··· DATA ROWS

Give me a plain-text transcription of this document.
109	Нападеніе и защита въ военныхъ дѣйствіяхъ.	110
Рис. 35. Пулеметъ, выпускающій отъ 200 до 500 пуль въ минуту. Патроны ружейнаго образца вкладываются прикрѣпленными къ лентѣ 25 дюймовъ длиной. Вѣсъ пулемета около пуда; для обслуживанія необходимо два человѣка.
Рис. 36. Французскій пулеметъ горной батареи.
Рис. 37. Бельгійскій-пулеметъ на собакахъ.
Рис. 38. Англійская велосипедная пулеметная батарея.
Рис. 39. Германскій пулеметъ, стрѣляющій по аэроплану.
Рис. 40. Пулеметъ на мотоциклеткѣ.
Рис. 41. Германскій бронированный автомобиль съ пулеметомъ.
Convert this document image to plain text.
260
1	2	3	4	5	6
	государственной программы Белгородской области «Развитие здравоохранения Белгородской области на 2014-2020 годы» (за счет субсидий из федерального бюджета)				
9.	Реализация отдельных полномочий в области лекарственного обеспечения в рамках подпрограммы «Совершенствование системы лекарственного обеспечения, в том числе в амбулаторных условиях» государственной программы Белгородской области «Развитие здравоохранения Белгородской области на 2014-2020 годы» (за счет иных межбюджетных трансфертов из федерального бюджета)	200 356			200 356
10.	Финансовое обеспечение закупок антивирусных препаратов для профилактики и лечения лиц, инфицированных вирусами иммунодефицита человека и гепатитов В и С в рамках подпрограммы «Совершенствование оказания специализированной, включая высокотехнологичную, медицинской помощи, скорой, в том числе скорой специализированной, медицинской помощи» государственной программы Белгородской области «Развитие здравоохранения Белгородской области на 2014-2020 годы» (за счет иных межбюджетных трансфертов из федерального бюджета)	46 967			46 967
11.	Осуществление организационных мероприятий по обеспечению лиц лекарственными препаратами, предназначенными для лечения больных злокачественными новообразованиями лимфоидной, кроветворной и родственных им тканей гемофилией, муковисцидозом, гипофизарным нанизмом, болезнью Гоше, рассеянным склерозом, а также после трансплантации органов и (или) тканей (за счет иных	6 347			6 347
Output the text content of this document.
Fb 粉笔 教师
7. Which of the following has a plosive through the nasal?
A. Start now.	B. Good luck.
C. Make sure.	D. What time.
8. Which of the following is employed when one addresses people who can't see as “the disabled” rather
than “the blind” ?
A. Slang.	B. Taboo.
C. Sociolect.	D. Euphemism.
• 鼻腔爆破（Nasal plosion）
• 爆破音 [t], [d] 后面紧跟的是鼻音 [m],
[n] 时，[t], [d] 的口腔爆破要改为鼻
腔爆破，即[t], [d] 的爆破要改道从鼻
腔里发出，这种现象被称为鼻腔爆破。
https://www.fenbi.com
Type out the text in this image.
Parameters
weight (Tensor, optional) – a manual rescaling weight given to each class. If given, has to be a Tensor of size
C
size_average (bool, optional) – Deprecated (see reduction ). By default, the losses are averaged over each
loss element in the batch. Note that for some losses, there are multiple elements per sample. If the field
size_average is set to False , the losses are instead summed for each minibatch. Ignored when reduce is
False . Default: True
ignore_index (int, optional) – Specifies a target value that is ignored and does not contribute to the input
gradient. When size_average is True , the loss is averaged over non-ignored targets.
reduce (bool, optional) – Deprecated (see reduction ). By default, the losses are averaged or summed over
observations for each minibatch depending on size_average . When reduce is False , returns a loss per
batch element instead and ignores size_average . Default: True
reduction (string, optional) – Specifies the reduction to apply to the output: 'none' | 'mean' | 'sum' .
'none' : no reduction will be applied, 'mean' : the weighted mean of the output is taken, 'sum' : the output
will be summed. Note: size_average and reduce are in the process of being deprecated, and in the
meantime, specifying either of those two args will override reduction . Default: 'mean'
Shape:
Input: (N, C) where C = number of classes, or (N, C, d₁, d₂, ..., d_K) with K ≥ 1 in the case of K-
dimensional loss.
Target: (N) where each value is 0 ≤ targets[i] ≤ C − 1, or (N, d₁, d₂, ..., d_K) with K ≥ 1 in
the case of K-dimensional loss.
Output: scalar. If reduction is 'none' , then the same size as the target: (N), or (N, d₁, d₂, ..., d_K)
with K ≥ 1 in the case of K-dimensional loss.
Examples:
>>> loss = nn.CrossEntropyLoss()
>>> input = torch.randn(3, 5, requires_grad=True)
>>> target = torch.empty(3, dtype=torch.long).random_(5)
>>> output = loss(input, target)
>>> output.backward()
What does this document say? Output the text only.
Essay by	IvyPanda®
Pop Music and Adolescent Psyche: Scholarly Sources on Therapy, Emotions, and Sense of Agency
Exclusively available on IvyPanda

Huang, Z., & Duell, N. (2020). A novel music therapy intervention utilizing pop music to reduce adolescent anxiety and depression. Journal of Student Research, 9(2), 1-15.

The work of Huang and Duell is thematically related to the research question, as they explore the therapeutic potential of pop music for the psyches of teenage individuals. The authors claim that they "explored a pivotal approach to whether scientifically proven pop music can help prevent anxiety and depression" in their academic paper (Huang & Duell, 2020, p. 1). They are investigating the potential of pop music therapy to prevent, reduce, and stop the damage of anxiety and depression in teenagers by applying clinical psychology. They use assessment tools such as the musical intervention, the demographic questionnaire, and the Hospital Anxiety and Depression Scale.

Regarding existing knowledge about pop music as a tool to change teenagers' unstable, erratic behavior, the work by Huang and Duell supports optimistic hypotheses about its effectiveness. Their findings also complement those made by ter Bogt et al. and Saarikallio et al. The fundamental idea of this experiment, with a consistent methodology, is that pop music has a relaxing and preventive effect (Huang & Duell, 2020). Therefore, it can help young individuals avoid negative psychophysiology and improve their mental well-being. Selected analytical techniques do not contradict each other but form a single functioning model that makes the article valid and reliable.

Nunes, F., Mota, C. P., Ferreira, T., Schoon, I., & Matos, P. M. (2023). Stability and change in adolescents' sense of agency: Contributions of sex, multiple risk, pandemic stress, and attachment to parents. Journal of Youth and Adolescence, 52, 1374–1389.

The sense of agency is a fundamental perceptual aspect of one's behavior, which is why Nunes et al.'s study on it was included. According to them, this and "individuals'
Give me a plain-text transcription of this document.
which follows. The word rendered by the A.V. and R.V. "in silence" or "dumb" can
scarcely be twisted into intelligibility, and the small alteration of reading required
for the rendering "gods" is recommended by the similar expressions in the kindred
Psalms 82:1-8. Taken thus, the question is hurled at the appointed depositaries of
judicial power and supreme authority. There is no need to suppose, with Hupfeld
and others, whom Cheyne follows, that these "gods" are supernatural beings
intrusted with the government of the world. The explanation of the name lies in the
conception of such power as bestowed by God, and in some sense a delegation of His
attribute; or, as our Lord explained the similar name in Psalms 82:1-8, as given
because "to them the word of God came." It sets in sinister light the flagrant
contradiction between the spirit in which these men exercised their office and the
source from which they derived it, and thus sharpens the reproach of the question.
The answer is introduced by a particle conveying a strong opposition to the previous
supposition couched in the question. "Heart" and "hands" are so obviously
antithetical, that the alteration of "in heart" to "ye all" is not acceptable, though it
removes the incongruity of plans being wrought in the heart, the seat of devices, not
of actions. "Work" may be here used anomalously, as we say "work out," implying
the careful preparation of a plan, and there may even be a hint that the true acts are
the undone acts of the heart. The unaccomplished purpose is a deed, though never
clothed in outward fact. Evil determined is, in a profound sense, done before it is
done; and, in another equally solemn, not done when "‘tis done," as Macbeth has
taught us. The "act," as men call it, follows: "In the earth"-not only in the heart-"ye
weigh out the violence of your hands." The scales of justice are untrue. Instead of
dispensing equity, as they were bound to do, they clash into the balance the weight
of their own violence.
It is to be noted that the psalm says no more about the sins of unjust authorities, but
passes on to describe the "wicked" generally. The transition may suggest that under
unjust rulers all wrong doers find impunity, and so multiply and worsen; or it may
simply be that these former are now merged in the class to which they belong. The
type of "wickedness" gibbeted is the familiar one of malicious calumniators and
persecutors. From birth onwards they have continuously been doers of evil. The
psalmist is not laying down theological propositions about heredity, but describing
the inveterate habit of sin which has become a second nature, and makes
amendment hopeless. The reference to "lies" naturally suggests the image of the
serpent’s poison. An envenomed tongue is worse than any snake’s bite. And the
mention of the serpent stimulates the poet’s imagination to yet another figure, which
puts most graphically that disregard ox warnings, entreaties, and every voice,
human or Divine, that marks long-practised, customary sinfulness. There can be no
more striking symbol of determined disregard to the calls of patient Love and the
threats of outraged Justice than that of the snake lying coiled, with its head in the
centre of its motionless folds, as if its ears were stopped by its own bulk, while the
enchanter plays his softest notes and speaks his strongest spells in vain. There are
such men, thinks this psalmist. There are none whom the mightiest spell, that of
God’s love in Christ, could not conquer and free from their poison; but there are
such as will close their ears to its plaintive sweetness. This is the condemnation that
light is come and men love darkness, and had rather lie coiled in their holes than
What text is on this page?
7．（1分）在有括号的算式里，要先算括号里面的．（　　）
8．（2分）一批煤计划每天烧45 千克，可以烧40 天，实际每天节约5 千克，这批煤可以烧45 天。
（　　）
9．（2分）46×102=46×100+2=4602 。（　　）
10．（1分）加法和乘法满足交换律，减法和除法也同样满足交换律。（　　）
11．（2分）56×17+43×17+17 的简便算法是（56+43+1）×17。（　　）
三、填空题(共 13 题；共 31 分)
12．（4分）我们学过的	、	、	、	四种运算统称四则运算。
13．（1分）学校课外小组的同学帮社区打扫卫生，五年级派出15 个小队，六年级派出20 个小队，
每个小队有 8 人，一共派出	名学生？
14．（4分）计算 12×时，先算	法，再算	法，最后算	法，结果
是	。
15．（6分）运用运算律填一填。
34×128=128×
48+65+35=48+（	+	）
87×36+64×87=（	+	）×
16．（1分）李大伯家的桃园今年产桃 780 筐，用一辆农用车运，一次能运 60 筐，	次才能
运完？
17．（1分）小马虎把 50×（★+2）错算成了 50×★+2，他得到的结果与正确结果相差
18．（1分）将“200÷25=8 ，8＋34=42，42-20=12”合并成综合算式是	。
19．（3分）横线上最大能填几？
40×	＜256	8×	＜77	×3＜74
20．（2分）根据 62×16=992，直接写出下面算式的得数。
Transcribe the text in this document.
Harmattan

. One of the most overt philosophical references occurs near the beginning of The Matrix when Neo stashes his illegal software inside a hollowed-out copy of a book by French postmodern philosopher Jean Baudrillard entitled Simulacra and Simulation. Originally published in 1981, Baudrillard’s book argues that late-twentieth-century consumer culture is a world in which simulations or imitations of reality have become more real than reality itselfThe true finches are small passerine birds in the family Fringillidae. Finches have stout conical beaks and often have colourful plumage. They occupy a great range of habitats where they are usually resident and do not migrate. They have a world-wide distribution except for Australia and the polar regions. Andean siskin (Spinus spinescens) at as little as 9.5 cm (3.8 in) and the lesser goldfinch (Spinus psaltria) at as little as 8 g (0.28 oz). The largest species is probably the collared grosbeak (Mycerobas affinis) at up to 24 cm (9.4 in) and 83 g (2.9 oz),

······

> **WRITTEN PROBLEM**
Say, as a number only, how many lines of the data contain "whom".

> **TASK OUTPUT**
2